Stated task: Using the records below, report how many lines hold "Enter", with no extra text.
++++ Dataset excerpts ++++
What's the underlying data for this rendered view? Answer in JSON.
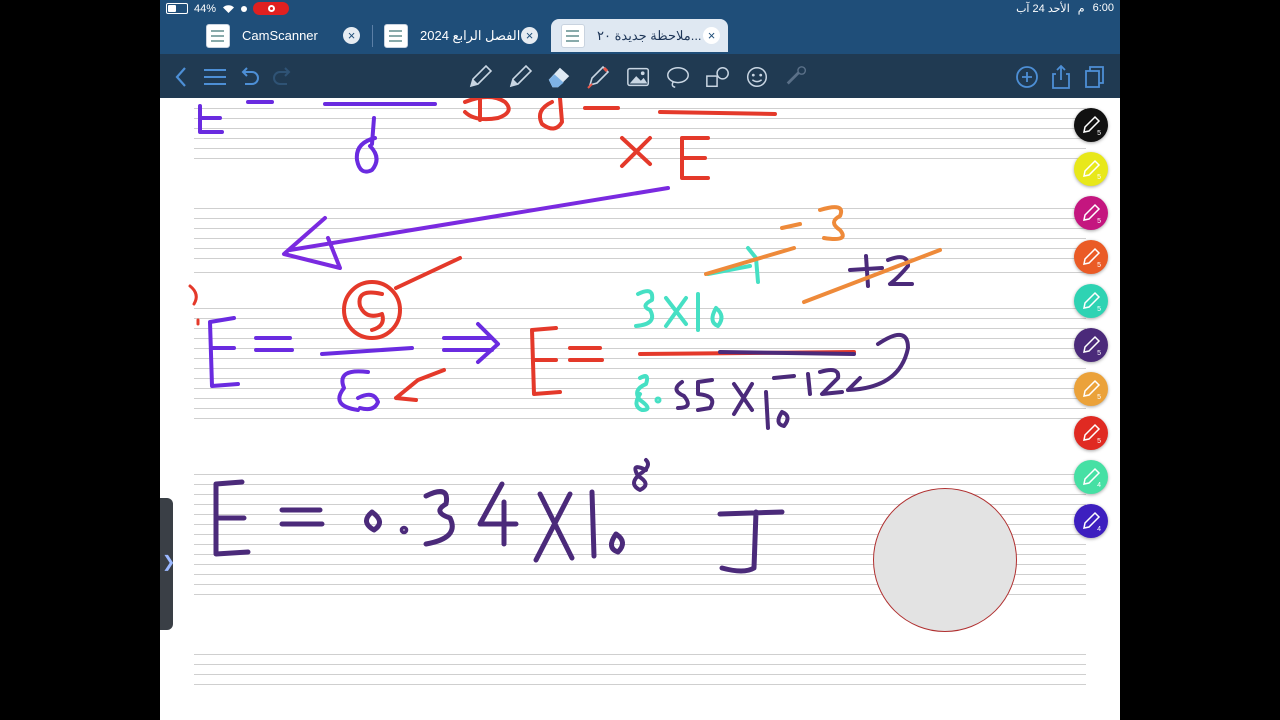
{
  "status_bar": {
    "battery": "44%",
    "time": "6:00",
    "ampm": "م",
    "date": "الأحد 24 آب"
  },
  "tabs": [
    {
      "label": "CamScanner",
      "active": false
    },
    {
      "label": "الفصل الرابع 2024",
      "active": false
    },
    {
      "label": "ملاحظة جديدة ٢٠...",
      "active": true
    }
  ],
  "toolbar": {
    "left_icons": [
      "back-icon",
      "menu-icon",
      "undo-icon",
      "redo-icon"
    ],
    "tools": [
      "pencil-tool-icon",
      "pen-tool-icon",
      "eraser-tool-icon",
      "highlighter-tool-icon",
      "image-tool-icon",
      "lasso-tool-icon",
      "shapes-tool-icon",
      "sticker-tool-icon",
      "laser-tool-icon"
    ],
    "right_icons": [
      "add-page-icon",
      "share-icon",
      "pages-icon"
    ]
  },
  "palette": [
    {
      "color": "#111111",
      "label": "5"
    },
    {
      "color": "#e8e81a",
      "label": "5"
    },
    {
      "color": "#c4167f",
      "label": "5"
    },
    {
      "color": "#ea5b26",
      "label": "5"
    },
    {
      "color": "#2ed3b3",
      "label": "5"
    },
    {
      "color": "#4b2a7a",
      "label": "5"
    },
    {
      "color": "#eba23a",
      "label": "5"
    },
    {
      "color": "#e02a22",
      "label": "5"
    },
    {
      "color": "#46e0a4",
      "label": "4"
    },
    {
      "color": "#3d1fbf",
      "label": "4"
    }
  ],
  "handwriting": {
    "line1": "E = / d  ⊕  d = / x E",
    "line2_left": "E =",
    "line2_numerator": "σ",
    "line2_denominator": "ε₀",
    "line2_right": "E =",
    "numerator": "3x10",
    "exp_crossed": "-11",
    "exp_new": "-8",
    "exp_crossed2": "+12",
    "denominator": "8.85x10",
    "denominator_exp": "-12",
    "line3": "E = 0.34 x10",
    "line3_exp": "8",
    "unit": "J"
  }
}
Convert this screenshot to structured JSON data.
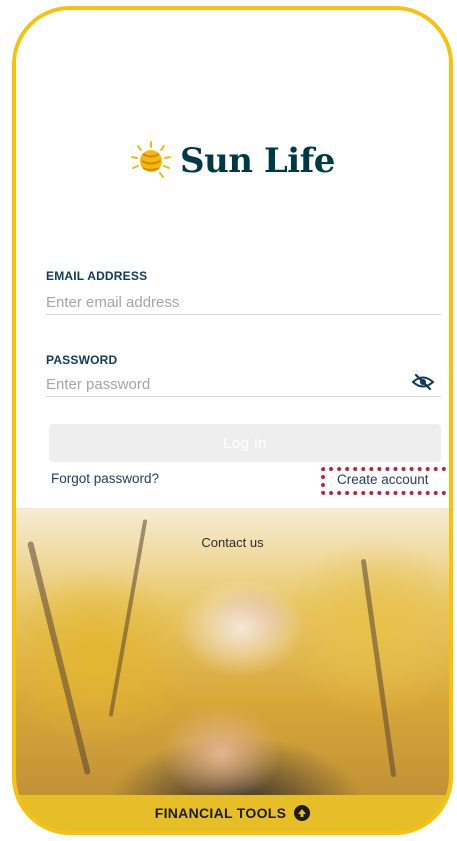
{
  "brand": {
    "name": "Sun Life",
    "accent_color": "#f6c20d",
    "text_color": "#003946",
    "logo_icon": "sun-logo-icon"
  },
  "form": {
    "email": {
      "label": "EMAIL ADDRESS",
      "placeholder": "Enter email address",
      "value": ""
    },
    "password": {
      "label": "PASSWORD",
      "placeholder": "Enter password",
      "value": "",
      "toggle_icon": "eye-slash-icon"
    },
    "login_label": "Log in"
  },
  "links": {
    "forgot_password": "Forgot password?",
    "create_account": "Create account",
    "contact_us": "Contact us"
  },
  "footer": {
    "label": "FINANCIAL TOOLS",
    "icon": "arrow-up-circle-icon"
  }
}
++++
Exercise solution: 2